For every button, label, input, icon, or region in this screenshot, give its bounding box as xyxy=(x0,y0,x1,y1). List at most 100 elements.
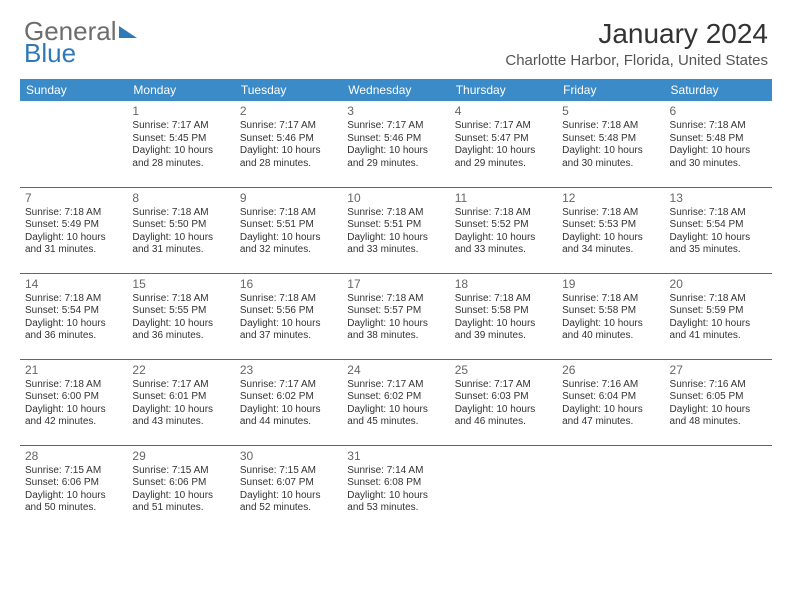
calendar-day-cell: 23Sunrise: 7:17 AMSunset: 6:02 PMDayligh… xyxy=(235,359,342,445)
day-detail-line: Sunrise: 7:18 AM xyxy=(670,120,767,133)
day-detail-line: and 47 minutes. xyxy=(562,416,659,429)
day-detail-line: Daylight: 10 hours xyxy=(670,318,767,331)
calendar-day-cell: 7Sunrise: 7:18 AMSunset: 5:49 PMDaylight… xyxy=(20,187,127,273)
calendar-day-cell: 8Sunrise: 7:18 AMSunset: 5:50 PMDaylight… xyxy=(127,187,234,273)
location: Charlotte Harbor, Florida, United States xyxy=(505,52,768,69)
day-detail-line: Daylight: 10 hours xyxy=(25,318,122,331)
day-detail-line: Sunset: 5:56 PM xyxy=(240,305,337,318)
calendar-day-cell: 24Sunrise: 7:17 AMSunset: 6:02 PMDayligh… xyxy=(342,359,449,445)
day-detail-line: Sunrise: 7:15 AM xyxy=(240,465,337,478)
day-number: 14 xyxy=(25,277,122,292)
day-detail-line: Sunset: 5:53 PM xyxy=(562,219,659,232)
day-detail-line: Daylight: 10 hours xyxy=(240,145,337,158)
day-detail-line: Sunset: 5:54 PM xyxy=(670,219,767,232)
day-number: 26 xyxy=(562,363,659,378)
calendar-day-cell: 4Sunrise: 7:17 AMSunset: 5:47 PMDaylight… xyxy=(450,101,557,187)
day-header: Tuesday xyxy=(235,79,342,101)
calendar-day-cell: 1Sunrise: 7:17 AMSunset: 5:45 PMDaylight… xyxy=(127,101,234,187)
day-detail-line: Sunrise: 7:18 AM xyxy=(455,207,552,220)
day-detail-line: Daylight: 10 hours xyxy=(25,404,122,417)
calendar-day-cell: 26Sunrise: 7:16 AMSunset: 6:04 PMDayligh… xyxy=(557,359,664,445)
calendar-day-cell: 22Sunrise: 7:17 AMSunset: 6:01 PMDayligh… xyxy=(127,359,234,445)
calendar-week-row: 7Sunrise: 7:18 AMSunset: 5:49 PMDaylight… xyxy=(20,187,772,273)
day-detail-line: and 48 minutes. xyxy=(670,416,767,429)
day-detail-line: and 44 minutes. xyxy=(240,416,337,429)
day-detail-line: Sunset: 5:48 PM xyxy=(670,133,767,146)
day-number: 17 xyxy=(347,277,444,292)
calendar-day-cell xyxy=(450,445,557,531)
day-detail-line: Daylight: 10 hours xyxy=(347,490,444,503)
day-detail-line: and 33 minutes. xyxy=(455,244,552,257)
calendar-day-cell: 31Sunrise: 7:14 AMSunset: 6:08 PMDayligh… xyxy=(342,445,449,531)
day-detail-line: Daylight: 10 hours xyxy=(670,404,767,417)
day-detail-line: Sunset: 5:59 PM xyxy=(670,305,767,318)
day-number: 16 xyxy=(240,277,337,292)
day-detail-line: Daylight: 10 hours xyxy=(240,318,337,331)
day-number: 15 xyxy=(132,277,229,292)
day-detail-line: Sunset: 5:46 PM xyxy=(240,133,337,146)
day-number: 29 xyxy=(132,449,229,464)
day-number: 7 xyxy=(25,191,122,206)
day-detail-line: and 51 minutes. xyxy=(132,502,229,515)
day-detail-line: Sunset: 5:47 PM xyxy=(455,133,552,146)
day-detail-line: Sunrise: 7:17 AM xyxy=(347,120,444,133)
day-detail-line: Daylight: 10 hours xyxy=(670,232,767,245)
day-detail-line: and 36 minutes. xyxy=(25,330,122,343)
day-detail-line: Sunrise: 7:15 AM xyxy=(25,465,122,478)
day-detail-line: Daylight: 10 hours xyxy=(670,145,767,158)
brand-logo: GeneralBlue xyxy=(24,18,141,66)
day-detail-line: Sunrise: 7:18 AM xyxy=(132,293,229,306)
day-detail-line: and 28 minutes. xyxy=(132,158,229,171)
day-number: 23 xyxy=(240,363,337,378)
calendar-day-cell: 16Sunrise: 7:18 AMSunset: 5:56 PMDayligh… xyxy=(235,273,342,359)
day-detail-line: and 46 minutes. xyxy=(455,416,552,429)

------------------------------------------------------------------------

WHAT YOU ARE ASKED TO DO. Starting at the item line containing "calendar-day-cell: 23Sunrise: 7:17" and ending at the one containing "day-detail-line: Daylight: 10 hours xyxy=(25,404,122,417)", swap "day-detail-line" for "detail-row" and give those lines back with nothing else changed.

OUTPUT FOR THIS TASK.
calendar-day-cell: 23Sunrise: 7:17 AMSunset: 6:02 PMDayligh… xyxy=(235,359,342,445)
detail-row: Sunrise: 7:18 AM xyxy=(670,120,767,133)
detail-row: and 47 minutes. xyxy=(562,416,659,429)
detail-row: Daylight: 10 hours xyxy=(670,318,767,331)
calendar-day-cell: 7Sunrise: 7:18 AMSunset: 5:49 PMDaylight… xyxy=(20,187,127,273)
calendar-day-cell: 8Sunrise: 7:18 AMSunset: 5:50 PMDaylight… xyxy=(127,187,234,273)
location: Charlotte Harbor, Florida, United States xyxy=(505,52,768,69)
detail-row: Daylight: 10 hours xyxy=(25,318,122,331)
detail-row: Sunset: 5:56 PM xyxy=(240,305,337,318)
calendar-day-cell: 24Sunrise: 7:17 AMSunset: 6:02 PMDayligh… xyxy=(342,359,449,445)
detail-row: Sunrise: 7:15 AM xyxy=(240,465,337,478)
day-number: 14 xyxy=(25,277,122,292)
detail-row: Sunset: 5:53 PM xyxy=(562,219,659,232)
detail-row: Daylight: 10 hours xyxy=(240,145,337,158)
detail-row: Sunset: 5:54 PM xyxy=(670,219,767,232)
day-number: 26 xyxy=(562,363,659,378)
calendar-day-cell: 4Sunrise: 7:17 AMSunset: 5:47 PMDaylight… xyxy=(450,101,557,187)
day-header: Tuesday xyxy=(235,79,342,101)
calendar-day-cell: 1Sunrise: 7:17 AMSunset: 5:45 PMDaylight… xyxy=(127,101,234,187)
detail-row: Sunrise: 7:18 AM xyxy=(455,207,552,220)
detail-row: Daylight: 10 hours xyxy=(25,404,122,417)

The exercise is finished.